WHAT THE EXERCISE ASKS: Lines that hold the string "Jupiter" are to be counted; give only their number.

((

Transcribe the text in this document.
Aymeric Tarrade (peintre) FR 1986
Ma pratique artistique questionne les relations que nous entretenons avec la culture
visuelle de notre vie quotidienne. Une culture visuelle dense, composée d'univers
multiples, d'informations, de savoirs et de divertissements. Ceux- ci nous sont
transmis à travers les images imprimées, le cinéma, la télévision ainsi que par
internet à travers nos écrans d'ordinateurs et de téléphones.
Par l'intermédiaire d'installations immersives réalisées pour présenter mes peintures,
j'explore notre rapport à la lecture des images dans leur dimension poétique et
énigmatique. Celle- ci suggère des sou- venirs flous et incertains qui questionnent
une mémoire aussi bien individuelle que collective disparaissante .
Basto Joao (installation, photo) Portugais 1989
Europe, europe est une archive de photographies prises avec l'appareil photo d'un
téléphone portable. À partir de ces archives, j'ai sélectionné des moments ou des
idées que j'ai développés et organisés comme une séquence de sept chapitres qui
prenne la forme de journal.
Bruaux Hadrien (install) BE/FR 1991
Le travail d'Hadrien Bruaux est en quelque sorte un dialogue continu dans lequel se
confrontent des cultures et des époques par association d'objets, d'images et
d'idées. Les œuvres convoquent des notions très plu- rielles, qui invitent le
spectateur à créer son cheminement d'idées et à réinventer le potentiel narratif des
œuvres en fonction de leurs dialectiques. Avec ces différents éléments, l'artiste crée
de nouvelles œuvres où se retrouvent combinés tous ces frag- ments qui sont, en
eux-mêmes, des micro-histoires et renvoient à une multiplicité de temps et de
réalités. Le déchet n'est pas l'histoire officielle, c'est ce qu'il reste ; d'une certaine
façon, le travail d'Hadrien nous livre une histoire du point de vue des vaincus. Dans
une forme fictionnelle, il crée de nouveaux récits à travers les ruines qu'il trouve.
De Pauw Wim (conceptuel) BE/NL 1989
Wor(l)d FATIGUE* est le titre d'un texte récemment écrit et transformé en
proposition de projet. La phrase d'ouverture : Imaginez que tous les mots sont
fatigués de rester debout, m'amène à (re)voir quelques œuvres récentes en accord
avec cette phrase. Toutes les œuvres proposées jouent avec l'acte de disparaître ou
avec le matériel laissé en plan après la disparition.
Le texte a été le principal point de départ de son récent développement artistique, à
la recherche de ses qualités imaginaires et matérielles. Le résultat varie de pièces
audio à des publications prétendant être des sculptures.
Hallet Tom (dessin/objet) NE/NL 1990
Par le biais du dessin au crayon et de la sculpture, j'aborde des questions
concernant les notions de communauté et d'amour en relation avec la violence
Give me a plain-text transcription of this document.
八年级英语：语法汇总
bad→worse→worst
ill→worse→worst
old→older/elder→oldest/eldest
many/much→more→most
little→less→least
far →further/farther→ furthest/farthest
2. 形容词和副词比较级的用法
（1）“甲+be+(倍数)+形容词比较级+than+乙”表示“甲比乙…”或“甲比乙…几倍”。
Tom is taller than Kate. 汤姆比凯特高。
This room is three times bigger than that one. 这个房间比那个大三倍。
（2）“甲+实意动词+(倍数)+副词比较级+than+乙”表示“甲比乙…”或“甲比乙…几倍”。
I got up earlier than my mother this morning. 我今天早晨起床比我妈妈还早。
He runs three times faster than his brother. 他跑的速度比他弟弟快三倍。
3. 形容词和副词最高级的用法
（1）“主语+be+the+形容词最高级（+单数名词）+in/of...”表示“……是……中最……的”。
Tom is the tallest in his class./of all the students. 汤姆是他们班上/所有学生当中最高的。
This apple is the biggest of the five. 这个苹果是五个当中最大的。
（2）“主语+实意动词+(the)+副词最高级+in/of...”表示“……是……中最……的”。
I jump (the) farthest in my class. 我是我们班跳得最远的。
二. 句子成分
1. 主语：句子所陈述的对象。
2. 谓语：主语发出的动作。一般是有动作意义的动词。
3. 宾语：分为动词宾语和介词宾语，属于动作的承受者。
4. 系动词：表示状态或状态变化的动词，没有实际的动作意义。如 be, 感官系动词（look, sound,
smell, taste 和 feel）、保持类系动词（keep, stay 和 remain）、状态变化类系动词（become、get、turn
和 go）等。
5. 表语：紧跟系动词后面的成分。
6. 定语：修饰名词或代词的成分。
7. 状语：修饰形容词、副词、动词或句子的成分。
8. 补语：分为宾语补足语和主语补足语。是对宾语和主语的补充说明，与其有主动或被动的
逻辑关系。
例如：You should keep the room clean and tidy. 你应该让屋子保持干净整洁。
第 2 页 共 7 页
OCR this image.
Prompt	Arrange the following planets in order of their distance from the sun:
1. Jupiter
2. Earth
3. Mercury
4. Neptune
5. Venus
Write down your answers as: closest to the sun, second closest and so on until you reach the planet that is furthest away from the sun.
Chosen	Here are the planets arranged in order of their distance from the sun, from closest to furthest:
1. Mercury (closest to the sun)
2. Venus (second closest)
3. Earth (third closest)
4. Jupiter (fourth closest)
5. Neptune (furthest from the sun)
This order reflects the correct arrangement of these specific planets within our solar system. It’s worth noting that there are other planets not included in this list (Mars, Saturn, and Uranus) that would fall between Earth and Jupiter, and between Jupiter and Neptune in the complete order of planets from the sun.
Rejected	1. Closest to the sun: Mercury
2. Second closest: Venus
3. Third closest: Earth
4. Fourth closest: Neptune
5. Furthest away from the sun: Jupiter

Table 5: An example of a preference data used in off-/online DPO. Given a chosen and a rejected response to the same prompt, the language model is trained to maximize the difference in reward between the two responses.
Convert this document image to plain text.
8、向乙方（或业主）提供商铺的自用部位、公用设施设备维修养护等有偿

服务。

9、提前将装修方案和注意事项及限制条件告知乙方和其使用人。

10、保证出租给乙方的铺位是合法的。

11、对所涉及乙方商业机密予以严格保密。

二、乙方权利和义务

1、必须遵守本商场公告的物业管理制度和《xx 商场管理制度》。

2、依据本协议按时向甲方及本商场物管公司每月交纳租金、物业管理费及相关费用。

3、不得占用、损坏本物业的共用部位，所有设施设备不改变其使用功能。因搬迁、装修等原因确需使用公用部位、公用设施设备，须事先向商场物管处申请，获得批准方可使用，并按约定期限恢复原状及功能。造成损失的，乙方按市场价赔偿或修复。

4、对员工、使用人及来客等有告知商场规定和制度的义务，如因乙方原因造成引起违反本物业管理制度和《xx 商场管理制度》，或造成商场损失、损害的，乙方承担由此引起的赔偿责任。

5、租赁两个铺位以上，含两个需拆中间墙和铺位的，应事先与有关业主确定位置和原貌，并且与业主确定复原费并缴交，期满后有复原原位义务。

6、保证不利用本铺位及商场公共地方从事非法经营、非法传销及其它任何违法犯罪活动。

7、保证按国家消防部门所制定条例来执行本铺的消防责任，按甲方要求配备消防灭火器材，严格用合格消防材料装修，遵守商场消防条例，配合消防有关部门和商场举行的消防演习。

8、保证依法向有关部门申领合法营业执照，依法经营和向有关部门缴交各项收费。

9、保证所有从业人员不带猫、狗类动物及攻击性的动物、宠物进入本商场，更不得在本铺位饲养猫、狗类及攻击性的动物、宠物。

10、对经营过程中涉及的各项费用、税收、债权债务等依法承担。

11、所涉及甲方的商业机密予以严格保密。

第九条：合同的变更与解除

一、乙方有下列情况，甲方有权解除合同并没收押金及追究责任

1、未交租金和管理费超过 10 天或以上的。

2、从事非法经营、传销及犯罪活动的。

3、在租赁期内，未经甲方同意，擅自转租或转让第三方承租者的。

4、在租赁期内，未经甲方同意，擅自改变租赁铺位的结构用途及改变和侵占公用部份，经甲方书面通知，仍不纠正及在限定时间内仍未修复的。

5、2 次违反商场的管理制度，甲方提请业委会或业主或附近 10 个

))

FINAL ANSWER: 4